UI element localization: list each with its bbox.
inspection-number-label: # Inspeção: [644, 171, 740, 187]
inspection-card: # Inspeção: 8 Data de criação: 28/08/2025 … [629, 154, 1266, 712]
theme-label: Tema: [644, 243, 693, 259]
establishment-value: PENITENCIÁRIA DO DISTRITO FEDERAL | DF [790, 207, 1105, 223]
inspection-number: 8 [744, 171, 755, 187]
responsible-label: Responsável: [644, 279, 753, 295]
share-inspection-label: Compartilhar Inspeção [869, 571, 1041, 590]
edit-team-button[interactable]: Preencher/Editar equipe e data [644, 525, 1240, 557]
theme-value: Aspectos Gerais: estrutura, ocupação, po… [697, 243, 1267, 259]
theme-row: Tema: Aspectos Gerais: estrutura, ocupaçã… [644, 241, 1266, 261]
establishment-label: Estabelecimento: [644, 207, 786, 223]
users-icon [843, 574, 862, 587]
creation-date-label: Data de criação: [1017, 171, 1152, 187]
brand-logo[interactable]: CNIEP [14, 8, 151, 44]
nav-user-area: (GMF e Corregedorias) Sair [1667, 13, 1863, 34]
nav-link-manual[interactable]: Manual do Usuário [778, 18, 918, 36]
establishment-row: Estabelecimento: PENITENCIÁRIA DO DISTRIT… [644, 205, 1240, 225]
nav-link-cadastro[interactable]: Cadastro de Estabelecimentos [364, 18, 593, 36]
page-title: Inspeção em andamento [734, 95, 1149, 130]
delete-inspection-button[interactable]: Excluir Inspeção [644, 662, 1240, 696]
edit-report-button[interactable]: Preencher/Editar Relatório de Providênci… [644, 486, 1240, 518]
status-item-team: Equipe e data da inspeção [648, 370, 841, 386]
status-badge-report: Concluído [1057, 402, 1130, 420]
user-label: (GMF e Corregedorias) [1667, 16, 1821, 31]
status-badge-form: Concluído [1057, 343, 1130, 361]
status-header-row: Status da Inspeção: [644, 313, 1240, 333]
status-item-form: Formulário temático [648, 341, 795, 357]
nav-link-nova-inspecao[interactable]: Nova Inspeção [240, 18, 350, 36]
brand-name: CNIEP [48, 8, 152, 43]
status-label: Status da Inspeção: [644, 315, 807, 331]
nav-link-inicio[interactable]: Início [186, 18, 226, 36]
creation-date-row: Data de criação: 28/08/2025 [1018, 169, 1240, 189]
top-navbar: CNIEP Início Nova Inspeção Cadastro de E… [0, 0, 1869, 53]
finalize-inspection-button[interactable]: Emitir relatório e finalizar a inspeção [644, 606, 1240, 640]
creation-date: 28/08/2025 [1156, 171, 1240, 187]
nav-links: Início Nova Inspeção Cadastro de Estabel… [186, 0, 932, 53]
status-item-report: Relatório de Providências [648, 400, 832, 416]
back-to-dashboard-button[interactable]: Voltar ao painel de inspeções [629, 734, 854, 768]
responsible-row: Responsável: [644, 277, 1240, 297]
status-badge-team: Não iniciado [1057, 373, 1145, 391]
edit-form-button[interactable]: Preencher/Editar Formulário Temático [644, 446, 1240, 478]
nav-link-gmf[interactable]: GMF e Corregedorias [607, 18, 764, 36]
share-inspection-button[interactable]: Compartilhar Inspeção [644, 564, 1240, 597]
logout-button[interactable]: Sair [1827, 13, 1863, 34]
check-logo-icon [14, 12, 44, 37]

- _Exercise task_
Rewrite the material above as a numbered list, omitting any blank lines.

- _Solved exercise_
1. UI element localization: list each with its bbox.
2. inspection-number-label: # Inspeção: [644, 171, 740, 187]
3. inspection-card: # Inspeção: 8 Data de criação: 28/08/2025 … [629, 154, 1266, 712]
4. theme-label: Tema: [644, 243, 693, 259]
5. establishment-value: PENITENCIÁRIA DO DISTRITO FEDERAL | DF [790, 207, 1105, 223]
6. inspection-number: 8 [744, 171, 755, 187]
7. responsible-label: Responsável: [644, 279, 753, 295]
8. share-inspection-label: Compartilhar Inspeção [869, 571, 1041, 590]
9. edit-team-button[interactable]: Preencher/Editar equipe e data [644, 525, 1240, 557]
10. theme-value: Aspectos Gerais: estrutura, ocupação, po… [697, 243, 1267, 259]
11. theme-row: Tema: Aspectos Gerais: estrutura, ocupaçã… [644, 241, 1266, 261]
12. establishment-label: Estabelecimento: [644, 207, 786, 223]
13. users-icon [843, 574, 862, 587]
14. creation-date-label: Data de criação: [1017, 171, 1152, 187]
15. brand-logo[interactable]: CNIEP [14, 8, 151, 44]
16. nav-user-area: (GMF e Corregedorias) Sair [1667, 13, 1863, 34]
17. nav-link-manual[interactable]: Manual do Usuário [778, 18, 918, 36]
18. establishment-row: Estabelecimento: PENITENCIÁRIA DO DISTRIT… [644, 205, 1240, 225]
19. nav-link-cadastro[interactable]: Cadastro de Estabelecimentos [364, 18, 593, 36]
20. page-title: Inspeção em andamento [734, 95, 1149, 130]
21. delete-inspection-button[interactable]: Excluir Inspeção [644, 662, 1240, 696]
22. edit-report-button[interactable]: Preencher/Editar Relatório de Providênci… [644, 486, 1240, 518]
23. status-item-team: Equipe e data da inspeção [648, 370, 841, 386]
24. status-badge-report: Concluído [1057, 402, 1130, 420]
25. user-label: (GMF e Corregedorias) [1667, 16, 1821, 31]
26. status-badge-form: Concluído [1057, 343, 1130, 361]
27. status-header-row: Status da Inspeção: [644, 313, 1240, 333]
28. status-item-form: Formulário temático [648, 341, 795, 357]
29. nav-link-nova-inspecao[interactable]: Nova Inspeção [240, 18, 350, 36]
30. brand-name: CNIEP [48, 8, 152, 43]
31. status-label: Status da Inspeção: [644, 315, 807, 331]
32. nav-link-inicio[interactable]: Início [186, 18, 226, 36]
33. creation-date-row: Data de criação: 28/08/2025 [1018, 169, 1240, 189]
34. top-navbar: CNIEP Início Nova Inspeção Cadastro de E… [0, 0, 1869, 53]
35. finalize-inspection-button[interactable]: Emitir relatório e finalizar a inspeção [644, 606, 1240, 640]
36. creation-date: 28/08/2025 [1156, 171, 1240, 187]
37. nav-links: Início Nova Inspeção Cadastro de Estabel… [186, 0, 932, 53]
38. status-item-report: Relatório de Providências [648, 400, 832, 416]
39. back-to-dashboard-button[interactable]: Voltar ao painel de inspeções [629, 734, 854, 768]
40. responsible-row: Responsável: [644, 277, 1240, 297]
41. status-badge-team: Não iniciado [1057, 373, 1145, 391]
42. edit-form-button[interactable]: Preencher/Editar Formulário Temático [644, 446, 1240, 478]
43. nav-link-gmf[interactable]: GMF e Corregedorias [607, 18, 764, 36]
44. share-inspection-button[interactable]: Compartilhar Inspeção [644, 564, 1240, 597]
45. logout-button[interactable]: Sair [1827, 13, 1863, 34]
46. check-logo-icon [14, 12, 44, 37]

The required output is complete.